── Excerpt
And I wonder how in the world I’ve kept it together when I really did have reason to fall apart?
She’s the Old Me. May I introduce you?
This woman who wears pity around her neck? She’s my Old Self. She lurks in the shadows. She comes out from time to time to remind me who I once was.
On one of those days. And those days still happen these days.
She strings up the pain like beads, reminds me of the things I’ve done, and she wears hurt like a martyr around her neck.
And it’s just a jumble, this thing she holds in her hand. And I can’t even make out the words.
I’d rather not admit it, you know. I’d rather you didn’t know that I have those jumbled days. I don’t want to tarnish my testimony. (And yes, I know that’s pride.)
But it takes some time for me to untangle myself from the lies, to find Truth in the jumble.
To just be still. To say once again: “So Long, Self.”
To be reminded of the new me.
To clear the mind
and light the candle
and think clearly.
Yes, to think…
To think about …
To think not of lies, but of True.
────
── Stored records
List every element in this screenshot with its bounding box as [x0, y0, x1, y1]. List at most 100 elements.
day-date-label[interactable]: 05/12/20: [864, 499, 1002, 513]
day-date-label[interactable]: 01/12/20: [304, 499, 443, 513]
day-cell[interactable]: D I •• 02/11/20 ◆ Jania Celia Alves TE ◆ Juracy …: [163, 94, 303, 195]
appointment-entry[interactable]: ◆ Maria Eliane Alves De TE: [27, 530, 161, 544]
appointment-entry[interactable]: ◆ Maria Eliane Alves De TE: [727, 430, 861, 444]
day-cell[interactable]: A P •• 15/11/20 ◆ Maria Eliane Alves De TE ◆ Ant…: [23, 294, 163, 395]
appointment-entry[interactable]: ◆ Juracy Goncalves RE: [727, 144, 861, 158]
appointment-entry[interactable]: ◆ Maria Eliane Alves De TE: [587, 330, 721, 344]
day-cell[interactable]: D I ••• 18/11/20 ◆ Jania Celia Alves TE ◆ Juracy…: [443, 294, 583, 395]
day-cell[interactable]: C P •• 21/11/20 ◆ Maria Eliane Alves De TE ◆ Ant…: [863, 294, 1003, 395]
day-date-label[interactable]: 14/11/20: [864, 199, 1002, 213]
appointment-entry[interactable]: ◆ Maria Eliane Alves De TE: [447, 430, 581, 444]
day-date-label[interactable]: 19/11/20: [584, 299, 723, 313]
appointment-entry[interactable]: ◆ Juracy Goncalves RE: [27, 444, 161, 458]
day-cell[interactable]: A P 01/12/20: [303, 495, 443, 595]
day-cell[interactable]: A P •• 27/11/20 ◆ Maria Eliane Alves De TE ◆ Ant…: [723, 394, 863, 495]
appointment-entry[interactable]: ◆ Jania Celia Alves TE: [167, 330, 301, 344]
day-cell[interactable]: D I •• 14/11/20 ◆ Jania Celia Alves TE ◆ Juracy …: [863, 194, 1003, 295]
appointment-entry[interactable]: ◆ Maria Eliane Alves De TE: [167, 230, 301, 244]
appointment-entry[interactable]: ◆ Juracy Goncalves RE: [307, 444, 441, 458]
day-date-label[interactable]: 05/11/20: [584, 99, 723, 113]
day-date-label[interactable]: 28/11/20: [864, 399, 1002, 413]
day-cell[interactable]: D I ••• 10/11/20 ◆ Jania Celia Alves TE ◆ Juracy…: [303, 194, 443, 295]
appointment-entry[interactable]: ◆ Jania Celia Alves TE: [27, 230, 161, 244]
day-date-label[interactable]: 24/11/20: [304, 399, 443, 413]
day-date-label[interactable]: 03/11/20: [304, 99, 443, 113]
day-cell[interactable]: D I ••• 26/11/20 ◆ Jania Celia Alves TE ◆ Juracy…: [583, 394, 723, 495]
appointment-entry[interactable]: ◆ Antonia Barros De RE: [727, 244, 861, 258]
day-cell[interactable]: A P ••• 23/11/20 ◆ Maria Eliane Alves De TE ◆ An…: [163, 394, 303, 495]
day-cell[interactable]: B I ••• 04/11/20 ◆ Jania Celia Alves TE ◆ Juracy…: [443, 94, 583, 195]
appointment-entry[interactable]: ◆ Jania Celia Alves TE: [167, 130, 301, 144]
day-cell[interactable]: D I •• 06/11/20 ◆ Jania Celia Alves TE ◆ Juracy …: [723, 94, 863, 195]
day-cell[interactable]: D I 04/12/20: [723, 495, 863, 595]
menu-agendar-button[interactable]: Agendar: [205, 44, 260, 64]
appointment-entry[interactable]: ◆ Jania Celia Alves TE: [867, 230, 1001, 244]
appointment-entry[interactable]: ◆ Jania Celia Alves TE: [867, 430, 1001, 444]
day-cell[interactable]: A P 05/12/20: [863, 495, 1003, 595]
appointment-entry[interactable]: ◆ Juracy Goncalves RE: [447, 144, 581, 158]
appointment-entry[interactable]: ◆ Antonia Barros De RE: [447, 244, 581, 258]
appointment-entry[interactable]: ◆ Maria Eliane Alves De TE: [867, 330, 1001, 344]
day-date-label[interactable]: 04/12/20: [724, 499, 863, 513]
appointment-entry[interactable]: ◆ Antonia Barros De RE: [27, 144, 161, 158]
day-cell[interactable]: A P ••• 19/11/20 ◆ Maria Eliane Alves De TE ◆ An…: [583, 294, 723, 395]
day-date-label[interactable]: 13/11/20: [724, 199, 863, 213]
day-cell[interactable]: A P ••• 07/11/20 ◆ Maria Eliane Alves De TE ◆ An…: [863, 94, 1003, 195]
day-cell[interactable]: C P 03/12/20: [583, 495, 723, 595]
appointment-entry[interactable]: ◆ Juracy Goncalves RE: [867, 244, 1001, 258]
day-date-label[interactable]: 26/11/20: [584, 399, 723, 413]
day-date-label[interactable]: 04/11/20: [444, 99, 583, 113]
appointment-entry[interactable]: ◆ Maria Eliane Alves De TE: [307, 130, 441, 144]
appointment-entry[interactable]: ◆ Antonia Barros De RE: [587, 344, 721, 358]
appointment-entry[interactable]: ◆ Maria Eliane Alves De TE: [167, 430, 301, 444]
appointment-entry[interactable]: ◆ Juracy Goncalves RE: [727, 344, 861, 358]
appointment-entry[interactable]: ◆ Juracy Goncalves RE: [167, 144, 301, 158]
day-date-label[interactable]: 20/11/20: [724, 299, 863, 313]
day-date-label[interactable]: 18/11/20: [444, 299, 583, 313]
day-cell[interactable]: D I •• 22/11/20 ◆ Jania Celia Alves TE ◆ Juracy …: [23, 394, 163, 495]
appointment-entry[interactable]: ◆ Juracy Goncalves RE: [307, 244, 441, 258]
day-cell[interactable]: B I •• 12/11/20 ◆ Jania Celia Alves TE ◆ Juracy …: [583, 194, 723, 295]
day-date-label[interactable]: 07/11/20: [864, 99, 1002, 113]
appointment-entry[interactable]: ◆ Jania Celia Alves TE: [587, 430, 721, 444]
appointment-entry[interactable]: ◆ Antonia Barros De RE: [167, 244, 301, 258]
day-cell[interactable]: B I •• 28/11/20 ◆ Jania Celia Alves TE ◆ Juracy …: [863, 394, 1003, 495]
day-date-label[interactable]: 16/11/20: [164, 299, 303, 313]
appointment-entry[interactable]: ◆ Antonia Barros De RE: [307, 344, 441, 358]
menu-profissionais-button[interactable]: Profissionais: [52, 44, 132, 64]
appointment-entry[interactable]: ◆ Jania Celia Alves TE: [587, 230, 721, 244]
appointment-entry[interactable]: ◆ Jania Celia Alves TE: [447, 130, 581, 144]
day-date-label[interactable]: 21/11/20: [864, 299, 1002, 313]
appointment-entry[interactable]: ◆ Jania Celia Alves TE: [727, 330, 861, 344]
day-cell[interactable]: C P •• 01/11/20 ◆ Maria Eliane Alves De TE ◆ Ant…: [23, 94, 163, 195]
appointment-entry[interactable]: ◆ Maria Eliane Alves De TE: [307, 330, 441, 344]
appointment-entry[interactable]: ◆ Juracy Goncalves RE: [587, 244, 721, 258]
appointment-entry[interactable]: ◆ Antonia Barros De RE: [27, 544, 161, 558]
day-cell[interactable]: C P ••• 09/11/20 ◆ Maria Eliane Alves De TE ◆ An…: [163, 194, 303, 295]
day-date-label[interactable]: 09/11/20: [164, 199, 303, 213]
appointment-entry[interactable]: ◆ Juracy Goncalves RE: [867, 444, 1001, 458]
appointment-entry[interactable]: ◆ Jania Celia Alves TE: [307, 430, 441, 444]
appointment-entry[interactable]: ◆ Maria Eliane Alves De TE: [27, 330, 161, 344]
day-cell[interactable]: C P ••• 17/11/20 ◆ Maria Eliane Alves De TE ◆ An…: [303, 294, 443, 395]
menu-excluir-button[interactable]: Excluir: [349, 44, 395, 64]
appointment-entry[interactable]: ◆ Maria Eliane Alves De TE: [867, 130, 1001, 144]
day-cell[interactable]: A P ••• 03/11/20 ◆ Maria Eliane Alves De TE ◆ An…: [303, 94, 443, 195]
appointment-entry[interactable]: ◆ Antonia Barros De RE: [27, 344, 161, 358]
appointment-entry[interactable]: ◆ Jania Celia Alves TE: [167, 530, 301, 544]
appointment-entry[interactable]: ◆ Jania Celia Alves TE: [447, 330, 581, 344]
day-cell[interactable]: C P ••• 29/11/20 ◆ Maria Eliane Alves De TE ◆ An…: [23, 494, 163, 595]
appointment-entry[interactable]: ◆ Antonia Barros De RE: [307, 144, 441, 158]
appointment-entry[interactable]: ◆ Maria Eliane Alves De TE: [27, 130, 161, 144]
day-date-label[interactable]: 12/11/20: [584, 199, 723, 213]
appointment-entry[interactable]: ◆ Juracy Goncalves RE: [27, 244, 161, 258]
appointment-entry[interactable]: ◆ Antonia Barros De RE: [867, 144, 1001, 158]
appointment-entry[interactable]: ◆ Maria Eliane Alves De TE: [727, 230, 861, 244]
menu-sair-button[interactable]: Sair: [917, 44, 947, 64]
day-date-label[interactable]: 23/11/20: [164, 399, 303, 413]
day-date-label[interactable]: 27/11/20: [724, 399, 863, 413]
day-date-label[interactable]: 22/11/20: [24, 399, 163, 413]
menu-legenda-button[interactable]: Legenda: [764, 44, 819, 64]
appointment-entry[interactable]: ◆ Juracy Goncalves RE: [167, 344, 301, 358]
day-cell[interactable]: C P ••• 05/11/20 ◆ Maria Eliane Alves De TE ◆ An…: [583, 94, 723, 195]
────
» **To do**
1/ Sum up the passage about the Old Self in two sentences.
2/ List every action the passage about the Old Self attributes to her.
3/ Please write the next few lines of the passage about the Old Self, picking up after its final line.

» **Final results**
1/ The writer describes an Old Self who wears pity around her neck, lurks in the shadows, and comes out on certain days to string up past pain and recall the things the writer has done. Though reluctant to admit having such jumbled days, the writer takes time to untangle from the lies, be still, say "So Long, Self," and think not of lies but of what is true.

2/
- Wears pity around her neck
- Lurks in the shadows
- Comes out from time to time to remind the writer who the writer once was
- Strings up the pain like beads
- Reminds the writer of the things the writer has done
- Wears hurt like a martyr around her neck
- Holds a jumble in her hand

3/
Not of old, but of new.
Not the wrong, but the right.
Out of darkness, Heaven’s Light.
Jesus is the antidote to the tangle.
Yes I will think about such things.
So, Long Self. I have found Somebody else. On those days, I will think of Him. I will think of Heaven.
“Finally, brothers, whatever is true, whatever is noble, whatever is right, whatever is pure, whatever is lovely, whatever is admirable — if anything is excellent or praiseworthy — think about such things.” — Philippians 4:8
PHOTOS: YES! That’s a necklace I could wear. I found it on one of those days, underneath Lydia’s bed after a pipe broke in our home and flooded her bedroom.